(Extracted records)
----

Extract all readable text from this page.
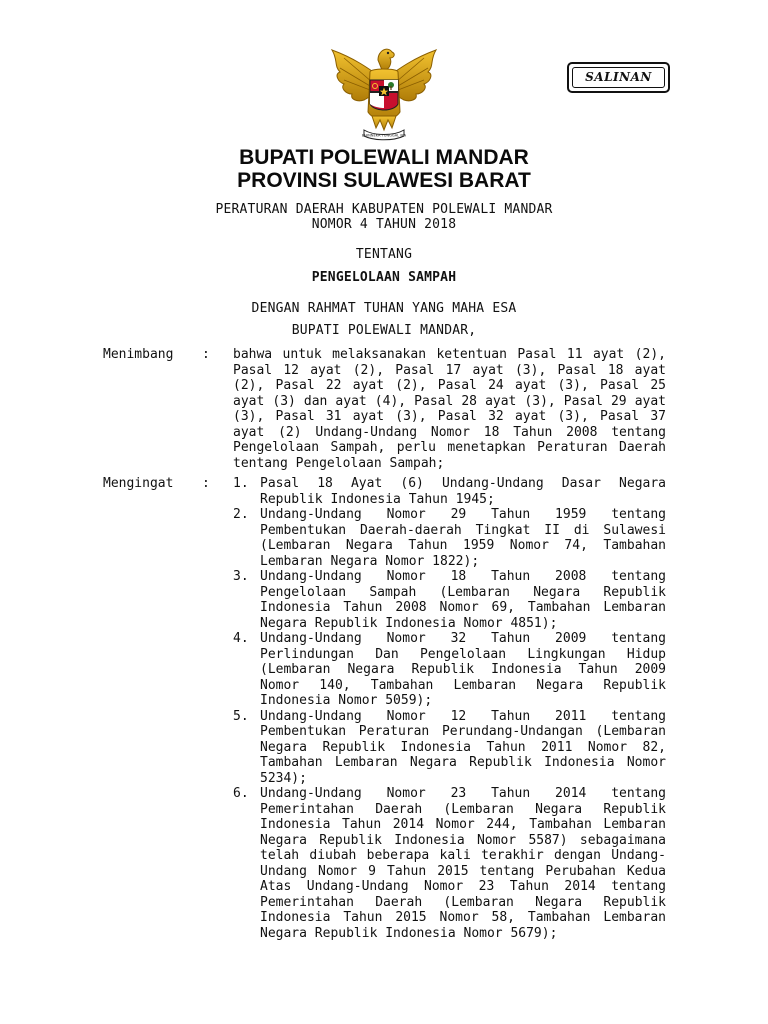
BHINNEKA TUNGGAL IKA
SALINAN
BUPATI POLEWALI MANDAR
PROVINSI SULAWESI BARAT
PERATURAN DAERAH KABUPATEN POLEWALI MANDAR
NOMOR 4 TAHUN 2018
TENTANG
PENGELOLAAN SAMPAH
DENGAN RAHMAT TUHAN YANG MAHA ESA
BUPATI POLEWALI MANDAR,
Menimbang : bahwa untuk melaksanakan ketentuan Pasal 11 ayat (2), Pasal 12 ayat (2), Pasal 17 ayat (3), Pasal 18 ayat (2), Pasal 22 ayat (2), Pasal 24 ayat (3), Pasal 25 ayat (3) dan ayat (4), Pasal 28 ayat (3), Pasal 29 ayat (3), Pasal 31 ayat (3), Pasal 32 ayat (3), Pasal 37 ayat (2) Undang-Undang Nomor 18 Tahun 2008 tentang Pengelolaan Sampah, perlu menetapkan Peraturan Daerah tentang Pengelolaan Sampah;
Mengingat : 1. Pasal 18 Ayat (6) Undang-Undang Dasar Negara Republik Indonesia Tahun 1945;
2. Undang-Undang Nomor 29 Tahun 1959 tentang Pembentukan Daerah-daerah Tingkat II di Sulawesi (Lembaran Negara Tahun 1959 Nomor 74, Tambahan Lembaran Negara Nomor 1822);
3. Undang-Undang Nomor 18 Tahun 2008 tentang Pengelolaan Sampah (Lembaran Negara Republik Indonesia Tahun 2008 Nomor 69, Tambahan Lembaran Negara Republik Indonesia Nomor 4851);
4. Undang-Undang Nomor 32 Tahun 2009 tentang Perlindungan Dan Pengelolaan Lingkungan Hidup (Lembaran Negara Republik Indonesia Tahun 2009 Nomor 140, Tambahan Lembaran Negara Republik Indonesia Nomor 5059);
5. Undang-Undang Nomor 12 Tahun 2011 tentang Pembentukan Peraturan Perundang-Undangan (Lembaran Negara Republik Indonesia Tahun 2011 Nomor 82, Tambahan Lembaran Negara Republik Indonesia Nomor 5234);
6. Undang-Undang Nomor 23 Tahun 2014 tentang Pemerintahan Daerah (Lembaran Negara Republik Indonesia Tahun 2014 Nomor 244, Tambahan Lembaran Negara Republik Indonesia Nomor 5587) sebagaimana telah diubah beberapa kali terakhir dengan Undang-Undang Nomor 9 Tahun 2015 tentang Perubahan Kedua Atas Undang-Undang Nomor 23 Tahun 2014 tentang Pemerintahan Daerah (Lembaran Negara Republik Indonesia Tahun 2015 Nomor 58, Tambahan Lembaran Negara Republik Indonesia Nomor 5679);
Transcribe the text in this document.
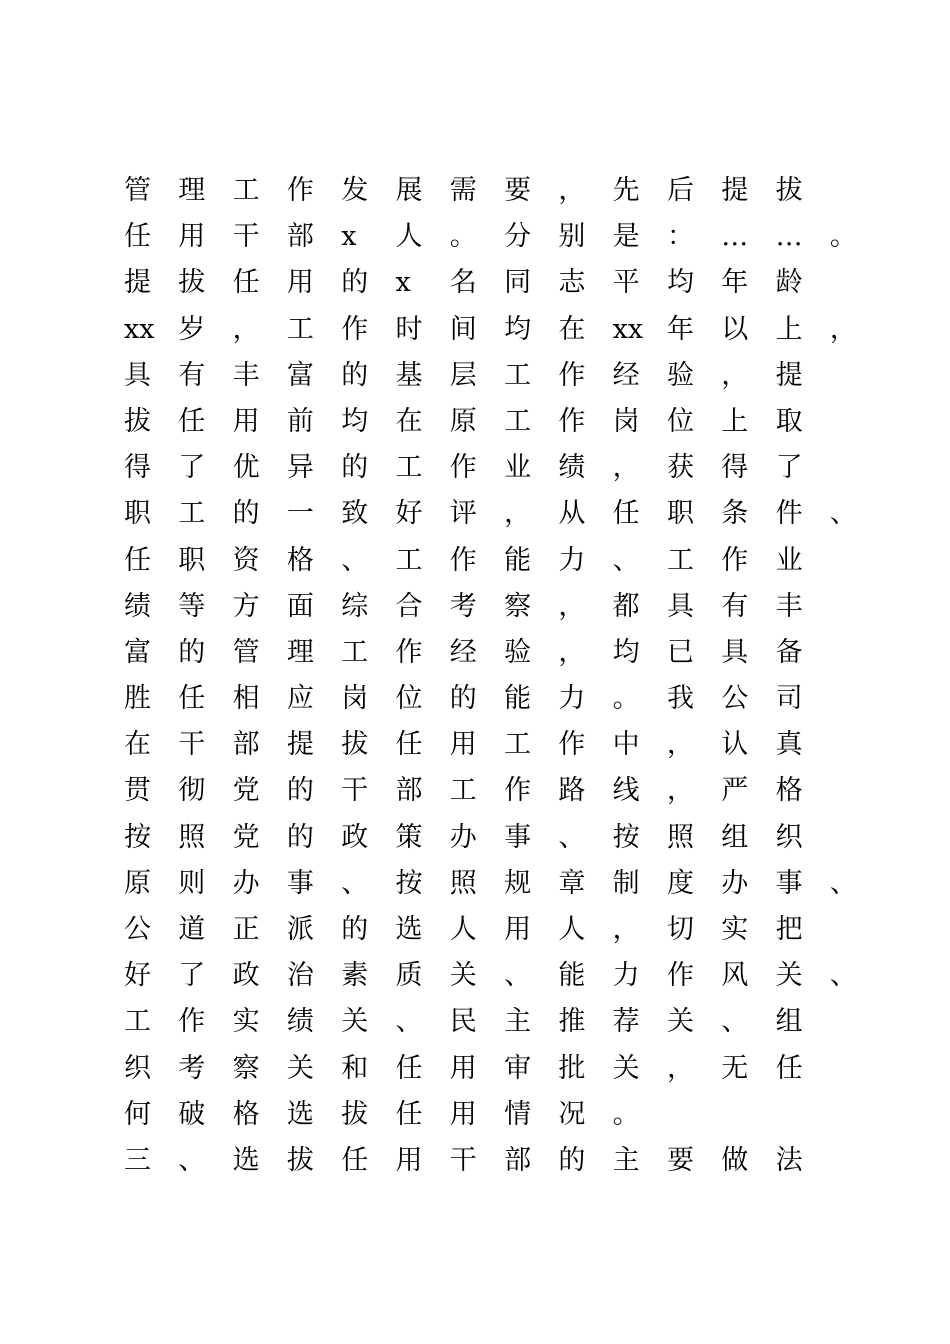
管	理	工	作	发	展	需	要	，	先	后	提	拔
任	用	干	部	x	人	。	分	别	是	：	…	…	。
提	拔	任	用	的	x	名	同	志	平	均	年	龄
xx 岁	，	工	作	时	间	均	在	xx 年	以	上	，
具	有	丰	富	的	基	层	工	作	经	验	，	提
拔	任	用	前	均	在	原	工	作	岗	位	上	取
得	了	优	异	的	工	作	业	绩	，	获	得	了
职	工	的	一	致	好	评	，	从	任	职	条	件	、
任	职	资	格	、	工	作	能	力	、	工	作	业
绩	等	方	面	综	合	考	察	，	都	具	有	丰
富	的	管	理	工	作	经	验	，	均	已	具	备
胜	任	相	应	岗	位	的	能	力	。	我	公	司
在	干	部	提	拔	任	用	工	作	中	，	认	真
贯	彻	党	的	干	部	工	作	路	线	，	严	格
按	照	党	的	政	策	办	事	、	按	照	组	织
原	则	办	事	、	按	照	规	章	制	度	办	事	、
公	道	正	派	的	选	人	用	人	，	切	实	把
好	了	政	治	素	质	关	、	能	力	作	风	关	、
工	作	实	绩	关	、	民	主	推	荐	关	、	组
织	考	察	关	和	任	用	审	批	关	，	无	任
何	破	格	选	拔	任	用	情	况	。
三	、	选	拔	任	用	干	部	的	主	要	做	法
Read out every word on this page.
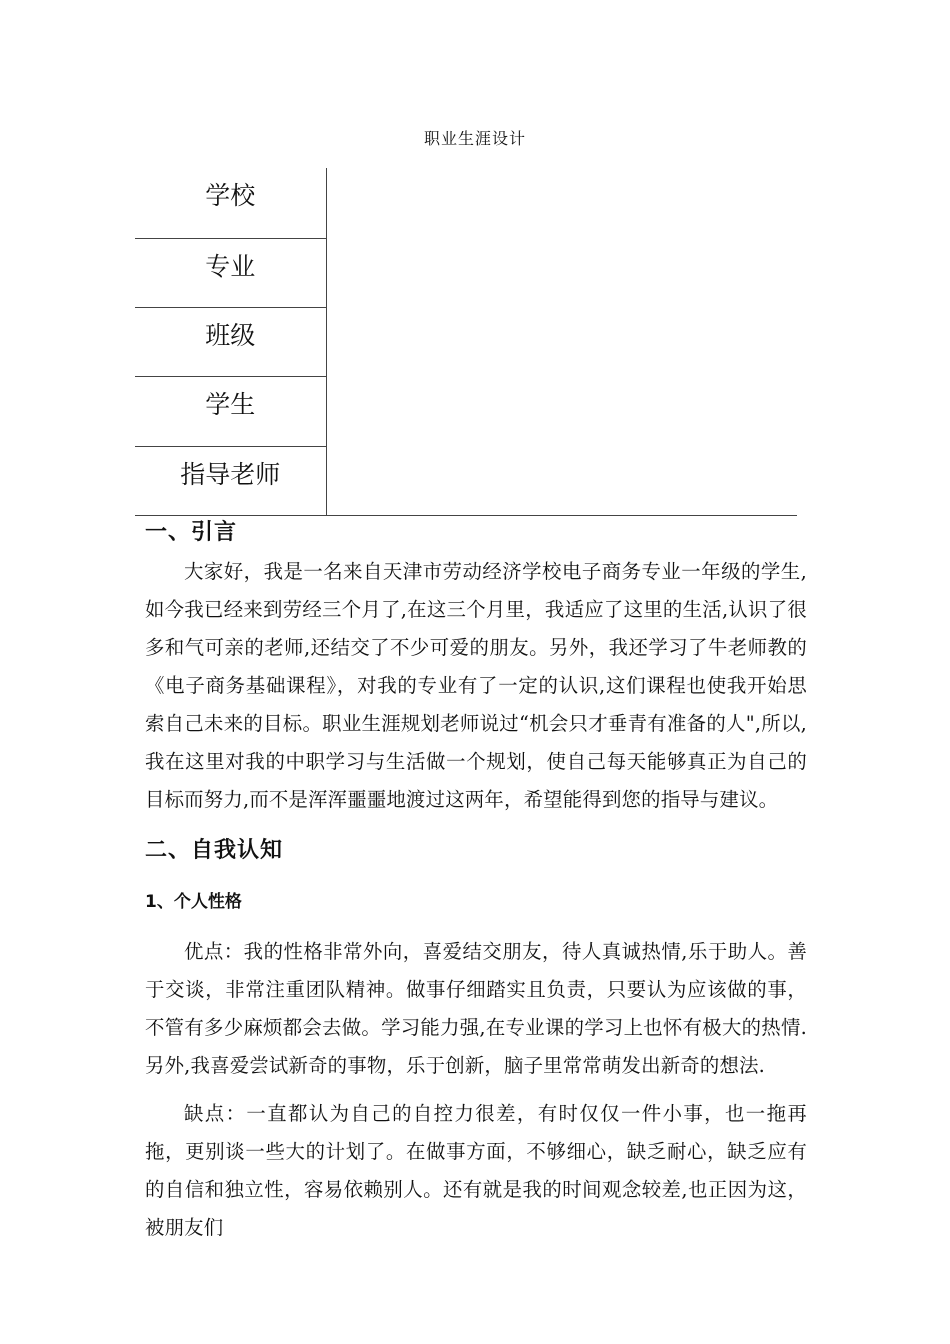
职业生涯设计
学校	
专业	
班级	
学生	
指导老师	
一、引言

大家好，我是一名来自天津市劳动经济学校电子商务专业一年级的学生,如今我已经来到劳经三个月了,在这三个月里，我适应了这里的生活,认识了很多和气可亲的老师,还结交了不少可爱的朋友。另外，我还学习了牛老师教的《电子商务基础课程》，对我的专业有了一定的认识,这们课程也使我开始思索自己未来的目标。职业生涯规划老师说过“机会只才垂青有准备的人",所以,我在这里对我的中职学习与生活做一个规划，使自己每天能够真正为自己的目标而努力,而不是浑浑噩噩地渡过这两年，希望能得到您的指导与建议。

二、自我认知
1、个人性格

优点：我的性格非常外向，喜爱结交朋友，待人真诚热情,乐于助人。善于交谈，非常注重团队精神。做事仔细踏实且负责，只要认为应该做的事，不管有多少麻烦都会去做。学习能力强,在专业课的学习上也怀有极大的热情.另外,我喜爱尝试新奇的事物，乐于创新，脑子里常常萌发出新奇的想法.

缺点：一直都认为自己的自控力很差，有时仅仅一件小事，也一拖再拖，更别谈一些大的计划了。在做事方面，不够细心，缺乏耐心，缺乏应有的自信和独立性，容易依赖别人。还有就是我的时间观念较差,也正因为这，被朋友们
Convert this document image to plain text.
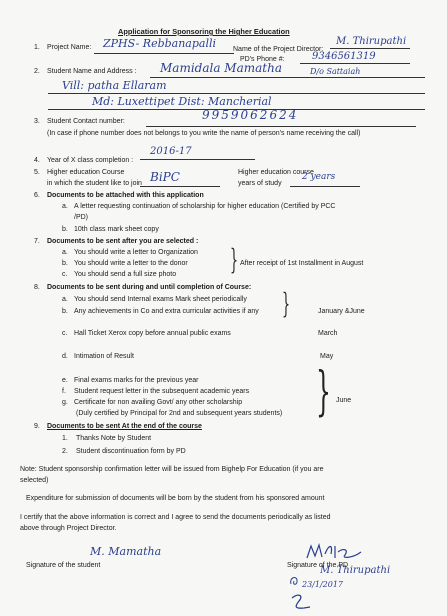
Application for Sponsoring the Higher Education
1. Project Name: ZPHS- Rebbanapalli Name of the Project Director:
M. Thirupathi
PD's Phone #:	9346561319
2. Student Name and Address : Mamidala Mamatha	D/o Sattaiah
Vill: patha Ellaram
Md: Luxettipet Dist: Mancherial
3. Student Contact number:	9959062624
(In case if phone number does not belongs to you write the name of person's name receiving the call)
4. Year of X class completion :
2016-17
5. Higher education Course
in which the student like to join BiPC	Higher education course
years of study
2 years
6. Documents to be attached with this application
a. A letter requesting continuation of scholarship for higher education (Certified by PCC
/PD)
b. 10th class mark sheet copy
7. Documents to be sent after you are selected :
a. You should write a letter to Organization
b. You should write a letter to the donor
c. You should send a full size photo } After receipt of 1st Installment in August
8. Documents to be sent during and until completion of Course:
a. You should send Internal exams Mark sheet periodically
b. Any achievements in Co and extra curricular activities if any }	January &June
c. Hall Ticket Xerox copy before annual public exams	March
d. Intimation of Result	May
e. Final exams marks for the previous year
f. Student request letter in the subsequent academic years
g. Certificate for non availing Govt/ any other scholarship
(Duly certified by Principal for 2nd and subsequent years students) } June
9. Documents to be sent At the end of the course
1. Thanks Note by Student
2. Student discontinuation form by PD
Note: Student sponsorship confirmation letter will be issued from Bighelp For Education (if you are
selected)
Expenditure for submission of documents will be born by the student from his sponsored amount
I certify that the above information is correct and I agree to send the documents periodically as listed
above through Project Director.
M. Mamatha
Signature of the student	Signature of the PD
M. Thirupathi
23/1/2017
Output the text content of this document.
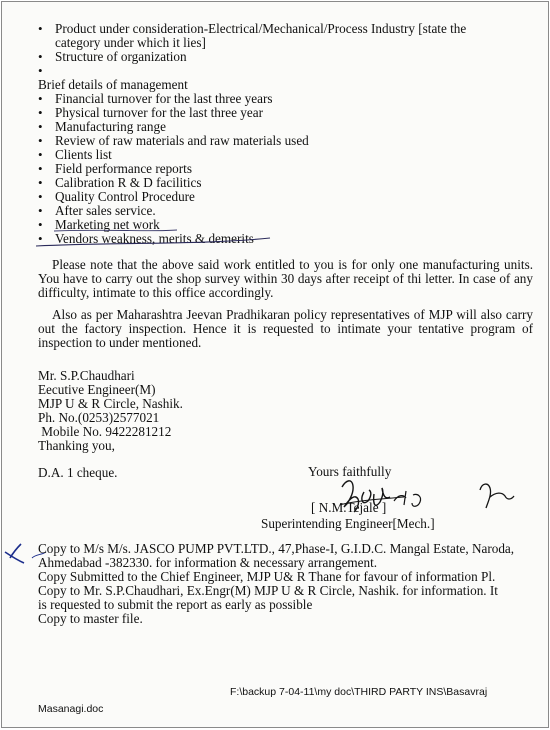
• Product under consideration-Electrical/Mechanical/Process Industry [state the
category under which it lies]
• Structure of organization
•
Brief details of management
• Financial turnover for the last three years
• Physical turnover for the last three year
• Manufacturing range
• Review of raw materials and raw materials used
• Clients list
• Field performance reports
• Calibration R & D facilitics
• Quality Control Procedure
• After sales service.
• Marketing net work
• Vendors weakness, merits & demerits
Please note that the above said work entitled to you is for only one manufacturing units. You have to carry out the shop survey within 30 days after receipt of thi letter. In case of any difficulty, intimate to this office accordingly.
Also as per Maharashtra Jeevan Pradhikaran policy representatives of MJP will also carry out the factory inspection. Hence it is requested to intimate your tentative program of inspection to under mentioned.
Mr. S.P.Chaudhari
Eecutive Engineer(M)
MJP U & R Circle, Nashik.
Ph. No.(0253)2577021
Mobile No. 9422281212
Thanking you,
D.A. 1 cheque.	Yours faithfully
[ N.M.Tejale ]
Superintending Engineer[Mech.]
Copy to M/s M/s. JASCO PUMP PVT.LTD., 47,Phase-I, G.I.D.C. Mangal Estate, Naroda,
Ahmedabad -382330. for information & necessary arrangement.
Copy Submitted to the Chief Engineer, MJP U& R Thane for favour of information Pl.
Copy to Mr. S.P.Chaudhari, Ex.Engr(M) MJP U & R Circle, Nashik. for information. It
is requested to submit the report as early as possible
Copy to master file.
F:\backup 7-04-11\my doc\THIRD PARTY INS\Basavraj
Masanagi.doc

----

YOUR GOAL: Gather each line in the data that holds the string "Project".

THE ANSWER:
1. Project Name: ZPHS- Rebbanapalli Name of the Project Director:
above through Project Director.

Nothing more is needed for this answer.